▶ _Records to use_:

+-------+

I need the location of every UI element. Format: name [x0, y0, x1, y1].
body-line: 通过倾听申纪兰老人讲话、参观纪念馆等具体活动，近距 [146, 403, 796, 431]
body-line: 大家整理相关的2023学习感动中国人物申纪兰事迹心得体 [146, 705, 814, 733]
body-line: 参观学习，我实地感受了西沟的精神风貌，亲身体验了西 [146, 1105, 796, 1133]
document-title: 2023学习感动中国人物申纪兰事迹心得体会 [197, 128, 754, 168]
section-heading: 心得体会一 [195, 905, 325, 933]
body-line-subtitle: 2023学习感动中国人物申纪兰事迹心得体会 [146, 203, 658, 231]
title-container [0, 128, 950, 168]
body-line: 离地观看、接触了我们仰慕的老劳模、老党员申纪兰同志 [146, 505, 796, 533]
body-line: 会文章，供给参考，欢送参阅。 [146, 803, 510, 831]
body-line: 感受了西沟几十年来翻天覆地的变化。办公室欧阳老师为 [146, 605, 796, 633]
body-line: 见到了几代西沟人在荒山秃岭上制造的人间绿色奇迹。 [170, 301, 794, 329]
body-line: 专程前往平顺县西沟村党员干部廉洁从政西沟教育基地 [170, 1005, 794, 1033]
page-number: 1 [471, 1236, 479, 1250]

+-------+

▶ _Work required_: Copy the rows word for word, from the first line through the line containing "section-heading: 心得体会一 [195, 905, 325, 933]", with both ends included.

▶ _Finished answer_:
I need the location of every UI element. Format: name [x0, y0, x1, y1].
body-line: 通过倾听申纪兰老人讲话、参观纪念馆等具体活动，近距 [146, 403, 796, 431]
body-line: 大家整理相关的2023学习感动中国人物申纪兰事迹心得体 [146, 705, 814, 733]
body-line: 参观学习，我实地感受了西沟的精神风貌，亲身体验了西 [146, 1105, 796, 1133]
document-title: 2023学习感动中国人物申纪兰事迹心得体会 [197, 128, 754, 168]
section-heading: 心得体会一 [195, 905, 325, 933]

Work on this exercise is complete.